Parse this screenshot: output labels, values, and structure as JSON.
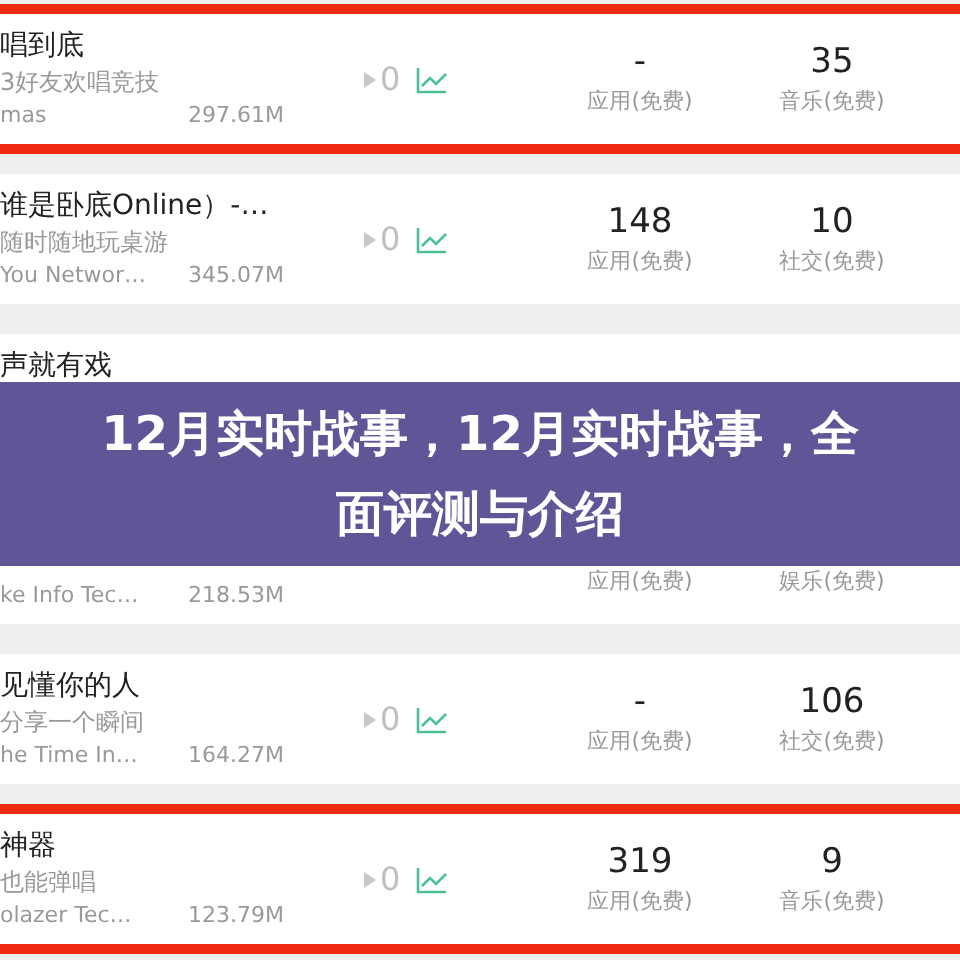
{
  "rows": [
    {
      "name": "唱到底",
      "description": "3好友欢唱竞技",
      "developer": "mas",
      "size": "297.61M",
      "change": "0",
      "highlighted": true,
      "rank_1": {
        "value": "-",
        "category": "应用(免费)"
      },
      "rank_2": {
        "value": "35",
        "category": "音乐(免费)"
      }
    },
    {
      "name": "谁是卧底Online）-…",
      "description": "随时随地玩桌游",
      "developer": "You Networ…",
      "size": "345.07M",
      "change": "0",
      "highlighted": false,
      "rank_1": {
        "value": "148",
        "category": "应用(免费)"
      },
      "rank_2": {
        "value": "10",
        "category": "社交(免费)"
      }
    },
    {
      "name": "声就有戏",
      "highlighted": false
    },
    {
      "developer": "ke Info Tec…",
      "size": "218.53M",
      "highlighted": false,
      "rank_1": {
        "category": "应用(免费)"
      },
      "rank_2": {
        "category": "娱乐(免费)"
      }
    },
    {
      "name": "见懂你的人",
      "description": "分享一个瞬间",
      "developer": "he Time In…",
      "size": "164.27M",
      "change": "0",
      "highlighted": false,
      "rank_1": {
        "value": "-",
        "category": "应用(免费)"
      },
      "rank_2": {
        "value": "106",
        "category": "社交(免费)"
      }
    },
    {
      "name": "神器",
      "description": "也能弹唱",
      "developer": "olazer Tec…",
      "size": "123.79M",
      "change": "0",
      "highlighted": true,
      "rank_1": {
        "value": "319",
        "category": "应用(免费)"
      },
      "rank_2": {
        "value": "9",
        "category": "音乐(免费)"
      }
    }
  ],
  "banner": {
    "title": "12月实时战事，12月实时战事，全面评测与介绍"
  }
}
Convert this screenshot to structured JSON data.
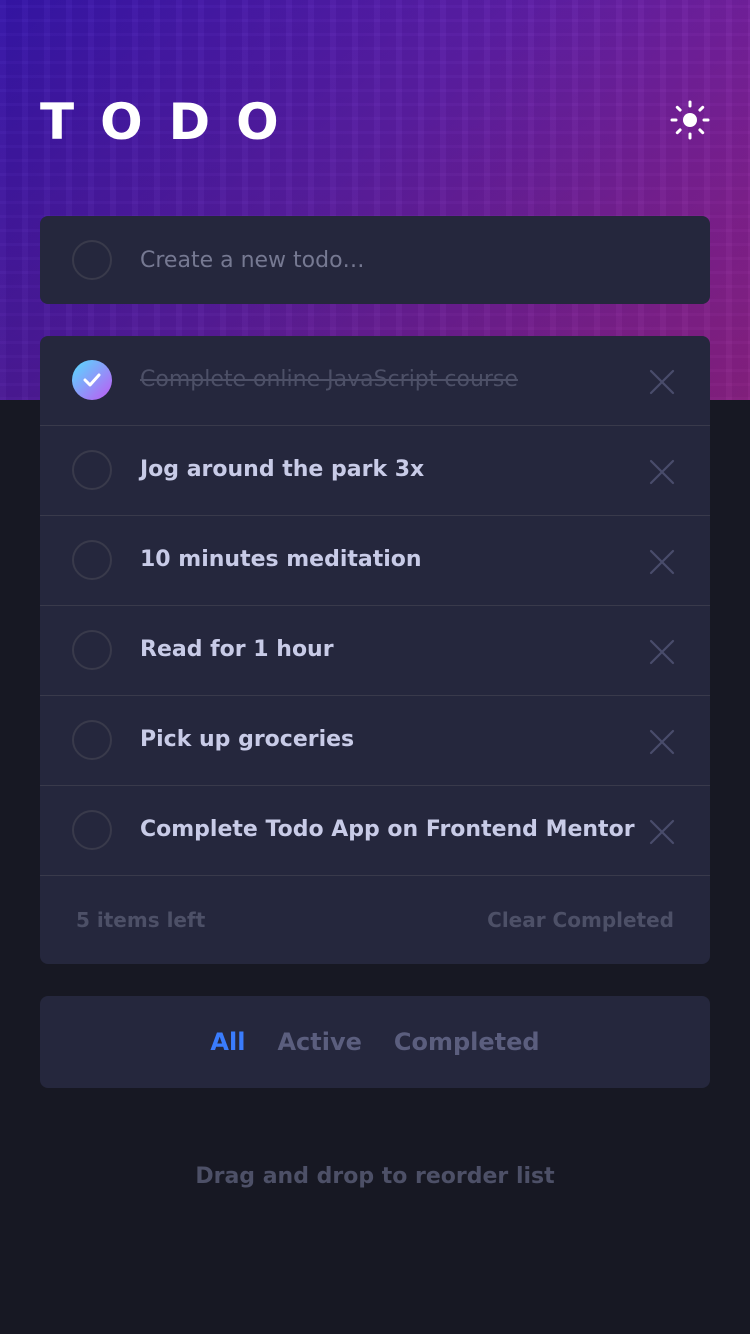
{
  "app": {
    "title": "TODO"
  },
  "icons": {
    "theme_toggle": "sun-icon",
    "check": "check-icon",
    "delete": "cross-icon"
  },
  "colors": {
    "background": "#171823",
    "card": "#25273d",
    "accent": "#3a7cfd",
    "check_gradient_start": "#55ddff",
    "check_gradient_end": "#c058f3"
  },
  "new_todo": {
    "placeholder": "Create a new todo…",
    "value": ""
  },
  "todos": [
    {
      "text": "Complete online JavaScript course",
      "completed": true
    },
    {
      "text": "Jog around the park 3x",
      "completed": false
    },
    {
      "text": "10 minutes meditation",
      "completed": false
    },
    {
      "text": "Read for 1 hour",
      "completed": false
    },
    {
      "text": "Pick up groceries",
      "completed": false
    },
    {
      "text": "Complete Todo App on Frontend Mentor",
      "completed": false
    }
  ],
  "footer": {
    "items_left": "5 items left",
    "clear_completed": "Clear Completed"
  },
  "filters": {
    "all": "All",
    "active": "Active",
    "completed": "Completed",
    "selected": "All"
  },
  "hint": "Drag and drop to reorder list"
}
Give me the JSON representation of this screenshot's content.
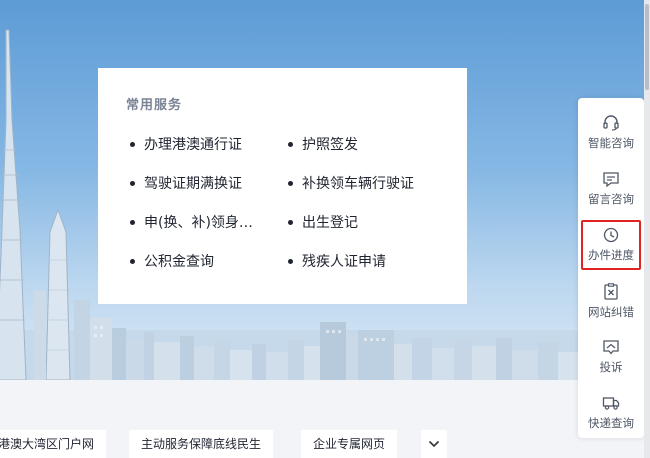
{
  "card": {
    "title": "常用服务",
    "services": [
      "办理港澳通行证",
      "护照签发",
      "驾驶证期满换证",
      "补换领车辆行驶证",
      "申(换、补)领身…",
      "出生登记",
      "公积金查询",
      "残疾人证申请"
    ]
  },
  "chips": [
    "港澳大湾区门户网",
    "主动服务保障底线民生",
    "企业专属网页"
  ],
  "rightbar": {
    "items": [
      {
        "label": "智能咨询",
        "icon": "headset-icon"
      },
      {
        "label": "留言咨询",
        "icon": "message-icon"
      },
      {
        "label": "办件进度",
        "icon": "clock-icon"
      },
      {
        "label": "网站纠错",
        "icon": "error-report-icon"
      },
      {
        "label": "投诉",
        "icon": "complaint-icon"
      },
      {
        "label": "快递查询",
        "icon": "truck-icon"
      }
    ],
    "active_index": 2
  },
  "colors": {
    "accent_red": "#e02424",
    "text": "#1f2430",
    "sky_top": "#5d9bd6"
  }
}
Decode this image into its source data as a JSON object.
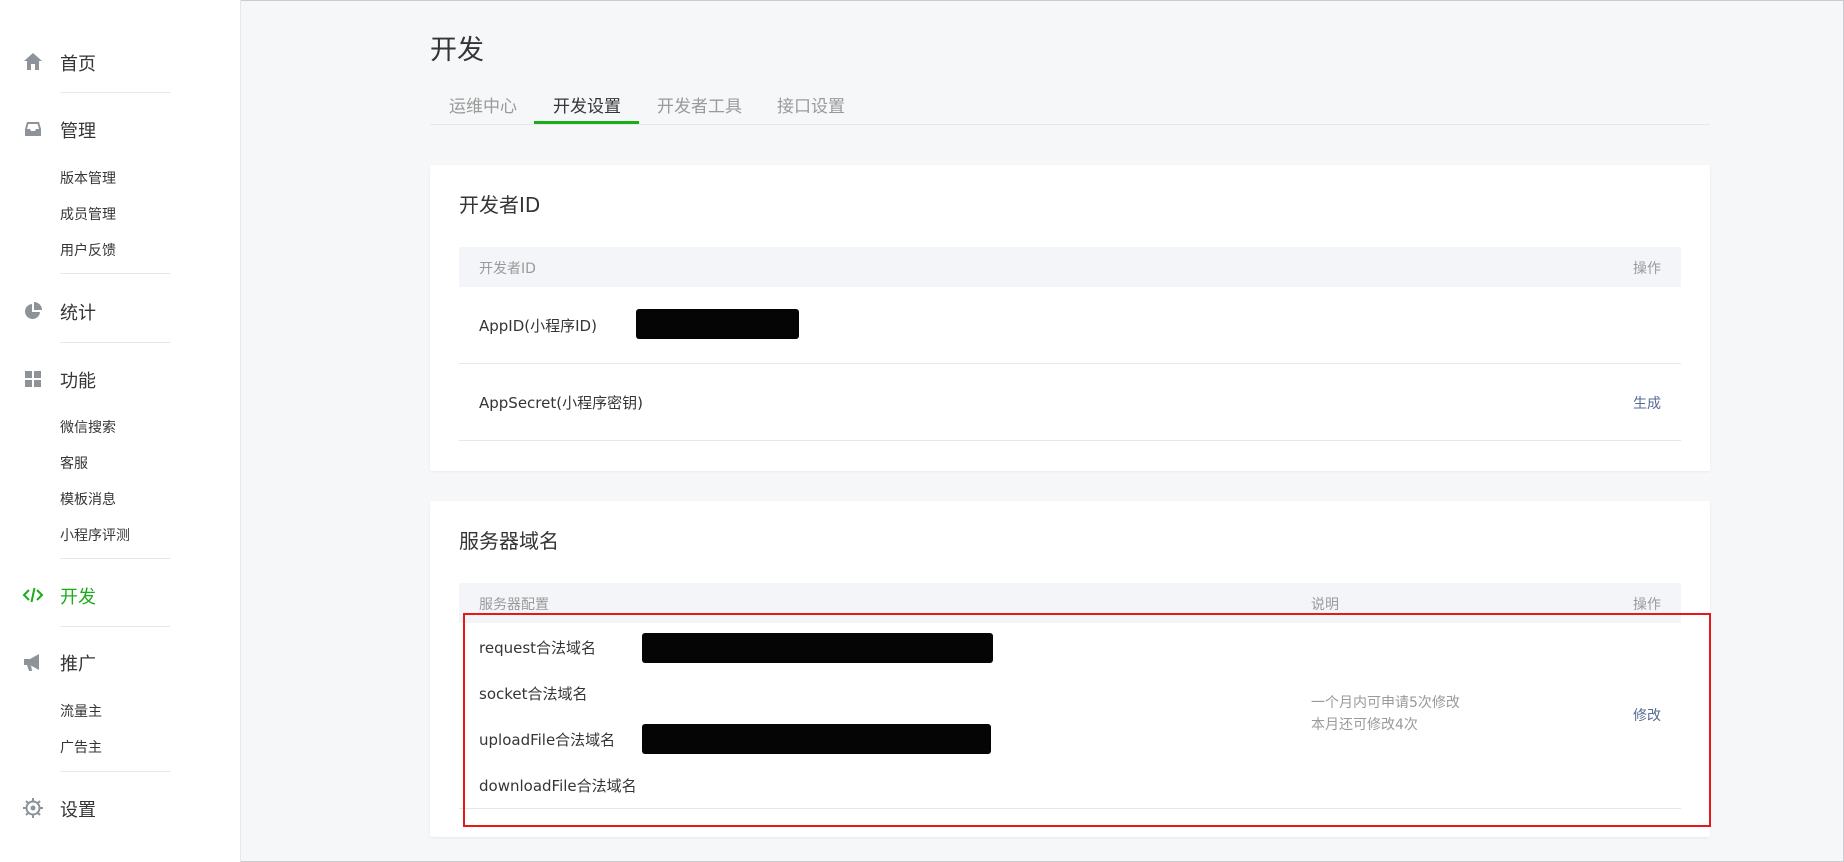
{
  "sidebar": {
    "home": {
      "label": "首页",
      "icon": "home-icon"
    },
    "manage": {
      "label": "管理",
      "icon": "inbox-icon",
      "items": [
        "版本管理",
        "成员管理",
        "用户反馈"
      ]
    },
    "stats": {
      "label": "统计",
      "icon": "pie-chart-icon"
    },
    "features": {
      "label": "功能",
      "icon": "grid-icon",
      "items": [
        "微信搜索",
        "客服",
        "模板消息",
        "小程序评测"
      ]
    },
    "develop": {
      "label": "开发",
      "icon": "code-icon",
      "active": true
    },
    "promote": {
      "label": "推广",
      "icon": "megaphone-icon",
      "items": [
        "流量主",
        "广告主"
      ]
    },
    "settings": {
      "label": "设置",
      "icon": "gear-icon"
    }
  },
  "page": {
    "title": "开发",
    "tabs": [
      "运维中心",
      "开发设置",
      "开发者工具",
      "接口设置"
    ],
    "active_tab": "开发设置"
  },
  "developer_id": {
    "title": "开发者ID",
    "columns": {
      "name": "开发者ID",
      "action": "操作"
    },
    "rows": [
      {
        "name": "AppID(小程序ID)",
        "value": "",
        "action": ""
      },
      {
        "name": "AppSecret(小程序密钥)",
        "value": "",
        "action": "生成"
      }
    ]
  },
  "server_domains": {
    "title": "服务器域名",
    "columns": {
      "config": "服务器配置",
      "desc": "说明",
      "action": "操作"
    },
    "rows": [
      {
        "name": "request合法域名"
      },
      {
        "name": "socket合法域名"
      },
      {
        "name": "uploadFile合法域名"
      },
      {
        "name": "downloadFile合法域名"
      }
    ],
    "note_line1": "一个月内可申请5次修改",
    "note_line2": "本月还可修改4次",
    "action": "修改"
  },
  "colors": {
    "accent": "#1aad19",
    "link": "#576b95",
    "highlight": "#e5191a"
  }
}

» **CHALLENGE**
Without including the pictures, reproduce all entries exactly.

» **SOLUTION TO THIS PROBLEM**
Parse this screenshot: output labels, values, and structure as JSON.
{
  "rows": [
    {
      "name": "唱到底",
      "description": "3好友欢唱竞技",
      "developer": "mas",
      "size": "297.61M",
      "change": "0",
      "highlighted": true,
      "rank_1": {
        "value": "-",
        "category": "应用(免费)"
      },
      "rank_2": {
        "value": "35",
        "category": "音乐(免费)"
      }
    },
    {
      "name": "谁是卧底Online）-…",
      "description": "随时随地玩桌游",
      "developer": "You Networ…",
      "size": "345.07M",
      "change": "0",
      "highlighted": false,
      "rank_1": {
        "value": "148",
        "category": "应用(免费)"
      },
      "rank_2": {
        "value": "10",
        "category": "社交(免费)"
      }
    },
    {
      "name": "声就有戏",
      "highlighted": false
    },
    {
      "developer": "ke Info Tec…",
      "size": "218.53M",
      "highlighted": false,
      "rank_1": {
        "category": "应用(免费)"
      },
      "rank_2": {
        "category": "娱乐(免费)"
      }
    },
    {
      "name": "见懂你的人",
      "description": "分享一个瞬间",
      "developer": "he Time In…",
      "size": "164.27M",
      "change": "0",
      "highlighted": false,
      "rank_1": {
        "value": "-",
        "category": "应用(免费)"
      },
      "rank_2": {
        "value": "106",
        "category": "社交(免费)"
      }
    },
    {
      "name": "神器",
      "description": "也能弹唱",
      "developer": "olazer Tec…",
      "size": "123.79M",
      "change": "0",
      "highlighted": true,
      "rank_1": {
        "value": "319",
        "category": "应用(免费)"
      },
      "rank_2": {
        "value": "9",
        "category": "音乐(免费)"
      }
    }
  ],
  "banner": {
    "title": "12月实时战事，12月实时战事，全面评测与介绍"
  }
}
Convert this screenshot to structured JSON data.
{
  "app": {
    "title": "TODO"
  },
  "icons": {
    "theme_toggle": "sun-icon",
    "check": "check-icon",
    "delete": "cross-icon"
  },
  "colors": {
    "background": "#171823",
    "card": "#25273d",
    "accent": "#3a7cfd",
    "check_gradient_start": "#55ddff",
    "check_gradient_end": "#c058f3"
  },
  "new_todo": {
    "placeholder": "Create a new todo…",
    "value": ""
  },
  "todos": [
    {
      "text": "Complete online JavaScript course",
      "completed": true
    },
    {
      "text": "Jog around the park 3x",
      "completed": false
    },
    {
      "text": "10 minutes meditation",
      "completed": false
    },
    {
      "text": "Read for 1 hour",
      "completed": false
    },
    {
      "text": "Pick up groceries",
      "completed": false
    },
    {
      "text": "Complete Todo App on Frontend Mentor",
      "completed": false
    }
  ],
  "footer": {
    "items_left": "5 items left",
    "clear_completed": "Clear Completed"
  },
  "filters": {
    "all": "All",
    "active": "Active",
    "completed": "Completed",
    "selected": "All"
  },
  "hint": "Drag and drop to reorder list"
}
Give me the JSON representation of this screenshot's content.
{
  "card": {
    "title": "常用服务",
    "services": [
      "办理港澳通行证",
      "护照签发",
      "驾驶证期满换证",
      "补换领车辆行驶证",
      "申(换、补)领身…",
      "出生登记",
      "公积金查询",
      "残疾人证申请"
    ]
  },
  "chips": [
    "港澳大湾区门户网",
    "主动服务保障底线民生",
    "企业专属网页"
  ],
  "rightbar": {
    "items": [
      {
        "label": "智能咨询",
        "icon": "headset-icon"
      },
      {
        "label": "留言咨询",
        "icon": "message-icon"
      },
      {
        "label": "办件进度",
        "icon": "clock-icon"
      },
      {
        "label": "网站纠错",
        "icon": "error-report-icon"
      },
      {
        "label": "投诉",
        "icon": "complaint-icon"
      },
      {
        "label": "快递查询",
        "icon": "truck-icon"
      }
    ],
    "active_index": 2
  },
  "colors": {
    "accent_red": "#e02424",
    "text": "#1f2430",
    "sky_top": "#5d9bd6"
  }
}
Decode this image into its source data as a JSON object.
{
  "sidebar": {
    "home": {
      "label": "首页",
      "icon": "home-icon"
    },
    "manage": {
      "label": "管理",
      "icon": "inbox-icon",
      "items": [
        "版本管理",
        "成员管理",
        "用户反馈"
      ]
    },
    "stats": {
      "label": "统计",
      "icon": "pie-chart-icon"
    },
    "features": {
      "label": "功能",
      "icon": "grid-icon",
      "items": [
        "微信搜索",
        "客服",
        "模板消息",
        "小程序评测"
      ]
    },
    "develop": {
      "label": "开发",
      "icon": "code-icon",
      "active": true
    },
    "promote": {
      "label": "推广",
      "icon": "megaphone-icon",
      "items": [
        "流量主",
        "广告主"
      ]
    },
    "settings": {
      "label": "设置",
      "icon": "gear-icon"
    }
  },
  "page": {
    "title": "开发",
    "tabs": [
      "运维中心",
      "开发设置",
      "开发者工具",
      "接口设置"
    ],
    "active_tab": "开发设置"
  },
  "developer_id": {
    "title": "开发者ID",
    "columns": {
      "name": "开发者ID",
      "action": "操作"
    },
    "rows": [
      {
        "name": "AppID(小程序ID)",
        "value": "",
        "action": ""
      },
      {
        "name": "AppSecret(小程序密钥)",
        "value": "",
        "action": "生成"
      }
    ]
  },
  "server_domains": {
    "title": "服务器域名",
    "columns": {
      "config": "服务器配置",
      "desc": "说明",
      "action": "操作"
    },
    "rows": [
      {
        "name": "request合法域名"
      },
      {
        "name": "socket合法域名"
      },
      {
        "name": "uploadFile合法域名"
      },
      {
        "name": "downloadFile合法域名"
      }
    ],
    "note_line1": "一个月内可申请5次修改",
    "note_line2": "本月还可修改4次",
    "action": "修改"
  },
  "colors": {
    "accent": "#1aad19",
    "link": "#576b95",
    "highlight": "#e5191a"
  }
}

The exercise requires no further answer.